** START EXERCISE INPUTS **

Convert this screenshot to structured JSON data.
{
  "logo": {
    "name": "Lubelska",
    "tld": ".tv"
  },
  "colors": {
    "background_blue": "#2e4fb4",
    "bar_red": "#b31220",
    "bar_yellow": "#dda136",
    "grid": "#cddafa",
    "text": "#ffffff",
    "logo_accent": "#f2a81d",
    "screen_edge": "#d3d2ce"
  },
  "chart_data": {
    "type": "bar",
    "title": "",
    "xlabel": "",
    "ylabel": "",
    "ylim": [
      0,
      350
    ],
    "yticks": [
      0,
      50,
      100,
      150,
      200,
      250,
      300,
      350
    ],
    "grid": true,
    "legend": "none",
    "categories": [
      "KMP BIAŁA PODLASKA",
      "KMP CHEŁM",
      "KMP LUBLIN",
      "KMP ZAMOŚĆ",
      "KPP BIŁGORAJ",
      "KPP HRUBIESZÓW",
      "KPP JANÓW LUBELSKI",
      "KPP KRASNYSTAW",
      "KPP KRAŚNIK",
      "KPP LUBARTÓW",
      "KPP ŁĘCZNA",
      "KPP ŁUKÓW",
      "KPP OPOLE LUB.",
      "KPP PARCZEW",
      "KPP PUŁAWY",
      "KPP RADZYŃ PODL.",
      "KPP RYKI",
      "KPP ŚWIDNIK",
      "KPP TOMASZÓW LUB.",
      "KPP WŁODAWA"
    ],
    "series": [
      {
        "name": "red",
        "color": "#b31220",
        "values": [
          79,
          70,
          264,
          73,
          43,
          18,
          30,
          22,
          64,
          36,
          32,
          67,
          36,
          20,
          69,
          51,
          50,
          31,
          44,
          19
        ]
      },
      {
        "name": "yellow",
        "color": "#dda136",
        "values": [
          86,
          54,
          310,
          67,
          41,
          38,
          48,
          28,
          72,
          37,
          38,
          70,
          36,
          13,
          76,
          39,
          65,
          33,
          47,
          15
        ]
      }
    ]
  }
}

** END EXERCISE INPUTS **
** START EXERCISE INPUTS **

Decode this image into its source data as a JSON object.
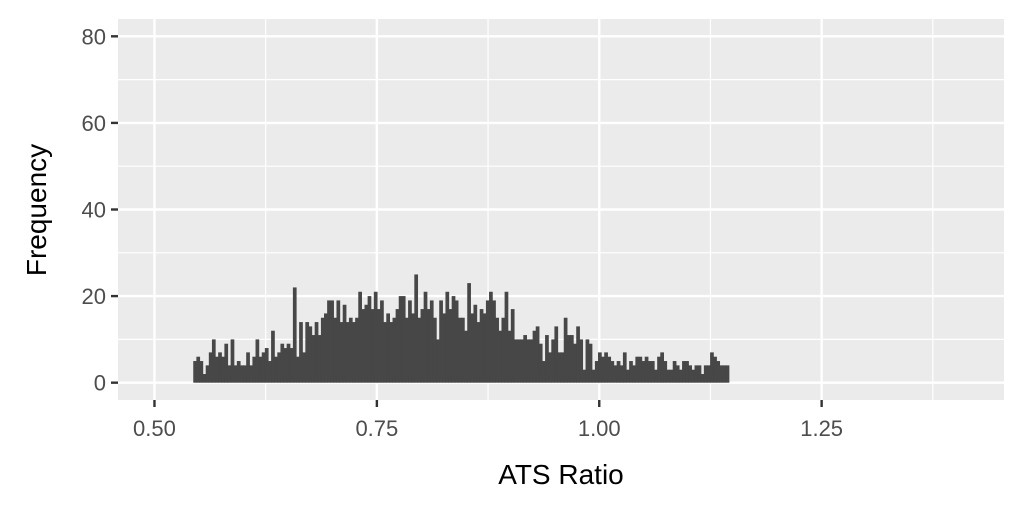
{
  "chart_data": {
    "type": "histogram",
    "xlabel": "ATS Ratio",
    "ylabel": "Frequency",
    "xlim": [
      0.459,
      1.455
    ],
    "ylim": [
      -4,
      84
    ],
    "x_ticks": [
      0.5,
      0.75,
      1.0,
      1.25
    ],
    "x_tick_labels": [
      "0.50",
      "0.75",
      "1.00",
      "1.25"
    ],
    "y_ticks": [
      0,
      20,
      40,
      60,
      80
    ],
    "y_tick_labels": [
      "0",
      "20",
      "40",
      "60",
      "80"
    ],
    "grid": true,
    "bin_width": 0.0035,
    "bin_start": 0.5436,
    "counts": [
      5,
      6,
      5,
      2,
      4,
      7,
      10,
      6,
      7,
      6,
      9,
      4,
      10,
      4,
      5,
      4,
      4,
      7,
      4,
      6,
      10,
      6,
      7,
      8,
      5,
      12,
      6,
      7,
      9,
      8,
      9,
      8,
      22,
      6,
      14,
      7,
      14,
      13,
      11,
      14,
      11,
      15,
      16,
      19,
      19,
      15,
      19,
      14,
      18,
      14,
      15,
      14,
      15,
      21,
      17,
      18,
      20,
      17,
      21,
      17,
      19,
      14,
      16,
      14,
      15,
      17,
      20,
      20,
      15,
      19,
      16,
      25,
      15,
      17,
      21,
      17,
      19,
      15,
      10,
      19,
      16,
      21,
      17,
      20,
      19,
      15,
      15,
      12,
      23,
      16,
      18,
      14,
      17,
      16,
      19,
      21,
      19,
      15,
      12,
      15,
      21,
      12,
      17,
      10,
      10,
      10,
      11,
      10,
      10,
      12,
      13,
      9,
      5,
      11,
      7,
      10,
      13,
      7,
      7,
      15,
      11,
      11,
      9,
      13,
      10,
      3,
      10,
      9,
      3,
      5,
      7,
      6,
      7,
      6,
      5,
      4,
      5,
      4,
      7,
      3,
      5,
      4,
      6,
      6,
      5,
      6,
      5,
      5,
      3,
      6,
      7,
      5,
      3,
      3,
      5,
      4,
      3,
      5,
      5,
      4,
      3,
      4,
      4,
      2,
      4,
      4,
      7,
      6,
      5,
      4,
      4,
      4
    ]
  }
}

** END EXERCISE INPUTS **

*GIVEN PROBLEM:*
Wherever a line in the data above holds "this", copy that line.

*WRITTEN RESPONSE:*
Convert this screenshot to structured JSON data.
Decode this image into its source data as a JSON object.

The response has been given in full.